**What this task involves:** Every line of the material is to be quoted verbatim, minus the pictures.

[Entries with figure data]
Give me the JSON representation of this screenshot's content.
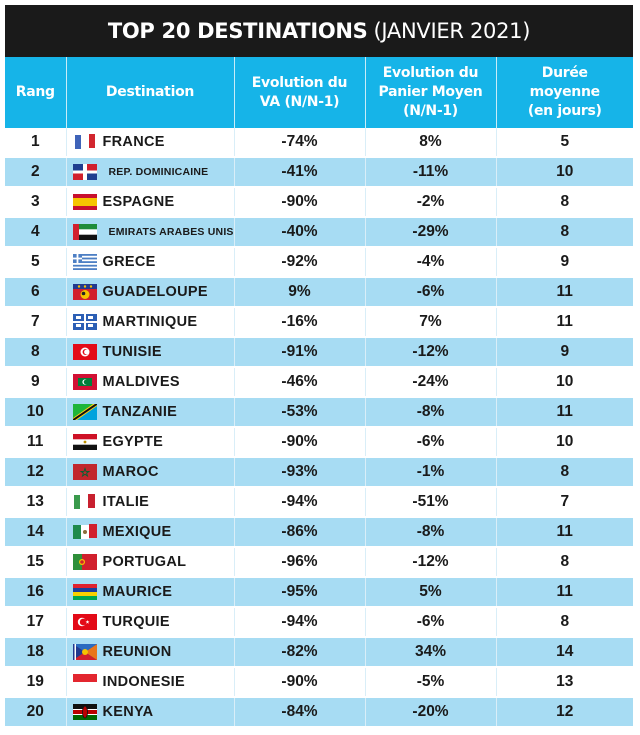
{
  "title": {
    "strong": "TOP 20 DESTINATIONS",
    "light": "(JANVIER 2021)"
  },
  "colors": {
    "title_bg": "#1a1a1a",
    "header_bg": "#16b4e8",
    "row_alt_bg": "#a7dcf3"
  },
  "headers": {
    "rang": "Rang",
    "destination": "Destination",
    "va": [
      "Evolution du",
      "VA (N/N-1)"
    ],
    "panier": [
      "Evolution du",
      "Panier Moyen",
      "(N/N-1)"
    ],
    "duree": [
      "Durée",
      "moyenne",
      "(en jours)"
    ]
  },
  "rows": [
    {
      "rang": "1",
      "flag": "france-flag-icon",
      "destination": "FRANCE",
      "va": "-74%",
      "panier": "8%",
      "duree": "5"
    },
    {
      "rang": "2",
      "flag": "dominican-republic-flag-icon",
      "destination": "REP. DOMINICAINE",
      "va": "-41%",
      "panier": "-11%",
      "duree": "10",
      "small": true
    },
    {
      "rang": "3",
      "flag": "spain-flag-icon",
      "destination": "ESPAGNE",
      "va": "-90%",
      "panier": "-2%",
      "duree": "8"
    },
    {
      "rang": "4",
      "flag": "uae-flag-icon",
      "destination": "EMIRATS ARABES UNIS",
      "va": "-40%",
      "panier": "-29%",
      "duree": "8",
      "small": true
    },
    {
      "rang": "5",
      "flag": "greece-flag-icon",
      "destination": "GRECE",
      "va": "-92%",
      "panier": "-4%",
      "duree": "9"
    },
    {
      "rang": "6",
      "flag": "guadeloupe-flag-icon",
      "destination": "GUADELOUPE",
      "va": "9%",
      "panier": "-6%",
      "duree": "11"
    },
    {
      "rang": "7",
      "flag": "martinique-flag-icon",
      "destination": "MARTINIQUE",
      "va": "-16%",
      "panier": "7%",
      "duree": "11"
    },
    {
      "rang": "8",
      "flag": "tunisia-flag-icon",
      "destination": "TUNISIE",
      "va": "-91%",
      "panier": "-12%",
      "duree": "9"
    },
    {
      "rang": "9",
      "flag": "maldives-flag-icon",
      "destination": "MALDIVES",
      "va": "-46%",
      "panier": "-24%",
      "duree": "10"
    },
    {
      "rang": "10",
      "flag": "tanzania-flag-icon",
      "destination": "TANZANIE",
      "va": "-53%",
      "panier": "-8%",
      "duree": "11"
    },
    {
      "rang": "11",
      "flag": "egypt-flag-icon",
      "destination": "EGYPTE",
      "va": "-90%",
      "panier": "-6%",
      "duree": "10"
    },
    {
      "rang": "12",
      "flag": "morocco-flag-icon",
      "destination": "MAROC",
      "va": "-93%",
      "panier": "-1%",
      "duree": "8"
    },
    {
      "rang": "13",
      "flag": "italy-flag-icon",
      "destination": "ITALIE",
      "va": "-94%",
      "panier": "-51%",
      "duree": "7"
    },
    {
      "rang": "14",
      "flag": "mexico-flag-icon",
      "destination": "MEXIQUE",
      "va": "-86%",
      "panier": "-8%",
      "duree": "11"
    },
    {
      "rang": "15",
      "flag": "portugal-flag-icon",
      "destination": "PORTUGAL",
      "va": "-96%",
      "panier": "-12%",
      "duree": "8"
    },
    {
      "rang": "16",
      "flag": "mauritius-flag-icon",
      "destination": "MAURICE",
      "va": "-95%",
      "panier": "5%",
      "duree": "11"
    },
    {
      "rang": "17",
      "flag": "turkey-flag-icon",
      "destination": "TURQUIE",
      "va": "-94%",
      "panier": "-6%",
      "duree": "8"
    },
    {
      "rang": "18",
      "flag": "reunion-flag-icon",
      "destination": "REUNION",
      "va": "-82%",
      "panier": "34%",
      "duree": "14"
    },
    {
      "rang": "19",
      "flag": "indonesia-flag-icon",
      "destination": "INDONESIE",
      "va": "-90%",
      "panier": "-5%",
      "duree": "13"
    },
    {
      "rang": "20",
      "flag": "kenya-flag-icon",
      "destination": "KENYA",
      "va": "-84%",
      "panier": "-20%",
      "duree": "12"
    }
  ]
}
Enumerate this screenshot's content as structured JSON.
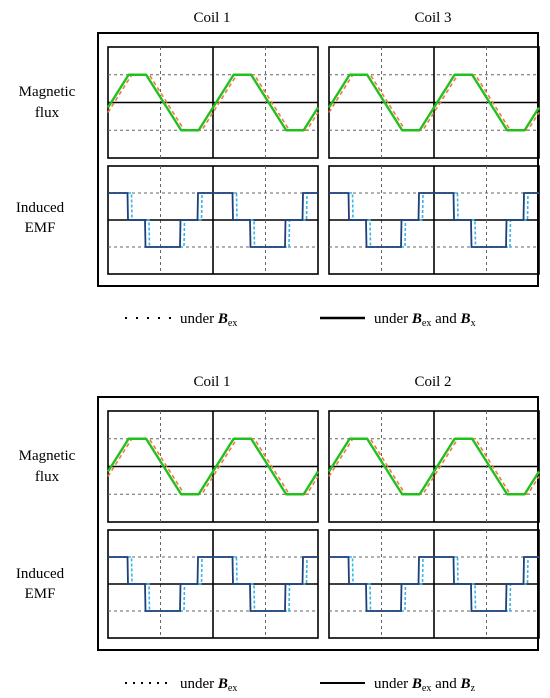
{
  "colors": {
    "flux_solid": "#22c01e",
    "flux_dashed": "#f07a3c",
    "emf_solid": "#1f3f78",
    "emf_dashed": "#34b6ea",
    "grid": "#666666",
    "frame": "#000000"
  },
  "row_labels": {
    "flux_line1": "Magnetic",
    "flux_line2": "flux",
    "emf_line1": "Induced",
    "emf_line2": "EMF"
  },
  "figures": [
    {
      "col_titles": [
        "Coil 1",
        "Coil 3"
      ],
      "legend": {
        "dotted_prefix": "under ",
        "dotted_field": "B",
        "dotted_sub": "ex",
        "solid_prefix": "under ",
        "solid_field1": "B",
        "solid_sub1": "ex",
        "solid_and": " and ",
        "solid_field2": "B",
        "solid_sub2": "x"
      }
    },
    {
      "col_titles": [
        "Coil 1",
        "Coil 2"
      ],
      "legend": {
        "dotted_prefix": "under ",
        "dotted_field": "B",
        "dotted_sub": "ex",
        "solid_prefix": "under ",
        "solid_field1": "B",
        "solid_sub1": "ex",
        "solid_and": " and ",
        "solid_field2": "B",
        "solid_sub2": "z"
      }
    }
  ]
}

**Output of the task:**
Give me the JSON representation of this screenshot's content.
{
  "title": {
    "strong": "TOP 20 DESTINATIONS",
    "light": "(JANVIER 2021)"
  },
  "colors": {
    "title_bg": "#1a1a1a",
    "header_bg": "#16b4e8",
    "row_alt_bg": "#a7dcf3"
  },
  "headers": {
    "rang": "Rang",
    "destination": "Destination",
    "va": [
      "Evolution du",
      "VA (N/N-1)"
    ],
    "panier": [
      "Evolution du",
      "Panier Moyen",
      "(N/N-1)"
    ],
    "duree": [
      "Durée",
      "moyenne",
      "(en jours)"
    ]
  },
  "rows": [
    {
      "rang": "1",
      "flag": "france-flag-icon",
      "destination": "FRANCE",
      "va": "-74%",
      "panier": "8%",
      "duree": "5"
    },
    {
      "rang": "2",
      "flag": "dominican-republic-flag-icon",
      "destination": "REP. DOMINICAINE",
      "va": "-41%",
      "panier": "-11%",
      "duree": "10",
      "small": true
    },
    {
      "rang": "3",
      "flag": "spain-flag-icon",
      "destination": "ESPAGNE",
      "va": "-90%",
      "panier": "-2%",
      "duree": "8"
    },
    {
      "rang": "4",
      "flag": "uae-flag-icon",
      "destination": "EMIRATS ARABES UNIS",
      "va": "-40%",
      "panier": "-29%",
      "duree": "8",
      "small": true
    },
    {
      "rang": "5",
      "flag": "greece-flag-icon",
      "destination": "GRECE",
      "va": "-92%",
      "panier": "-4%",
      "duree": "9"
    },
    {
      "rang": "6",
      "flag": "guadeloupe-flag-icon",
      "destination": "GUADELOUPE",
      "va": "9%",
      "panier": "-6%",
      "duree": "11"
    },
    {
      "rang": "7",
      "flag": "martinique-flag-icon",
      "destination": "MARTINIQUE",
      "va": "-16%",
      "panier": "7%",
      "duree": "11"
    },
    {
      "rang": "8",
      "flag": "tunisia-flag-icon",
      "destination": "TUNISIE",
      "va": "-91%",
      "panier": "-12%",
      "duree": "9"
    },
    {
      "rang": "9",
      "flag": "maldives-flag-icon",
      "destination": "MALDIVES",
      "va": "-46%",
      "panier": "-24%",
      "duree": "10"
    },
    {
      "rang": "10",
      "flag": "tanzania-flag-icon",
      "destination": "TANZANIE",
      "va": "-53%",
      "panier": "-8%",
      "duree": "11"
    },
    {
      "rang": "11",
      "flag": "egypt-flag-icon",
      "destination": "EGYPTE",
      "va": "-90%",
      "panier": "-6%",
      "duree": "10"
    },
    {
      "rang": "12",
      "flag": "morocco-flag-icon",
      "destination": "MAROC",
      "va": "-93%",
      "panier": "-1%",
      "duree": "8"
    },
    {
      "rang": "13",
      "flag": "italy-flag-icon",
      "destination": "ITALIE",
      "va": "-94%",
      "panier": "-51%",
      "duree": "7"
    },
    {
      "rang": "14",
      "flag": "mexico-flag-icon",
      "destination": "MEXIQUE",
      "va": "-86%",
      "panier": "-8%",
      "duree": "11"
    },
    {
      "rang": "15",
      "flag": "portugal-flag-icon",
      "destination": "PORTUGAL",
      "va": "-96%",
      "panier": "-12%",
      "duree": "8"
    },
    {
      "rang": "16",
      "flag": "mauritius-flag-icon",
      "destination": "MAURICE",
      "va": "-95%",
      "panier": "5%",
      "duree": "11"
    },
    {
      "rang": "17",
      "flag": "turkey-flag-icon",
      "destination": "TURQUIE",
      "va": "-94%",
      "panier": "-6%",
      "duree": "8"
    },
    {
      "rang": "18",
      "flag": "reunion-flag-icon",
      "destination": "REUNION",
      "va": "-82%",
      "panier": "34%",
      "duree": "14"
    },
    {
      "rang": "19",
      "flag": "indonesia-flag-icon",
      "destination": "INDONESIE",
      "va": "-90%",
      "panier": "-5%",
      "duree": "13"
    },
    {
      "rang": "20",
      "flag": "kenya-flag-icon",
      "destination": "KENYA",
      "va": "-84%",
      "panier": "-20%",
      "duree": "12"
    }
  ]
}
Enumerate this screenshot's content as structured JSON.
{
  "colors": {
    "flux_solid": "#22c01e",
    "flux_dashed": "#f07a3c",
    "emf_solid": "#1f3f78",
    "emf_dashed": "#34b6ea",
    "grid": "#666666",
    "frame": "#000000"
  },
  "row_labels": {
    "flux_line1": "Magnetic",
    "flux_line2": "flux",
    "emf_line1": "Induced",
    "emf_line2": "EMF"
  },
  "figures": [
    {
      "col_titles": [
        "Coil 1",
        "Coil 3"
      ],
      "legend": {
        "dotted_prefix": "under ",
        "dotted_field": "B",
        "dotted_sub": "ex",
        "solid_prefix": "under ",
        "solid_field1": "B",
        "solid_sub1": "ex",
        "solid_and": " and ",
        "solid_field2": "B",
        "solid_sub2": "x"
      }
    },
    {
      "col_titles": [
        "Coil 1",
        "Coil 2"
      ],
      "legend": {
        "dotted_prefix": "under ",
        "dotted_field": "B",
        "dotted_sub": "ex",
        "solid_prefix": "under ",
        "solid_field1": "B",
        "solid_sub1": "ex",
        "solid_and": " and ",
        "solid_field2": "B",
        "solid_sub2": "z"
      }
    }
  ]
}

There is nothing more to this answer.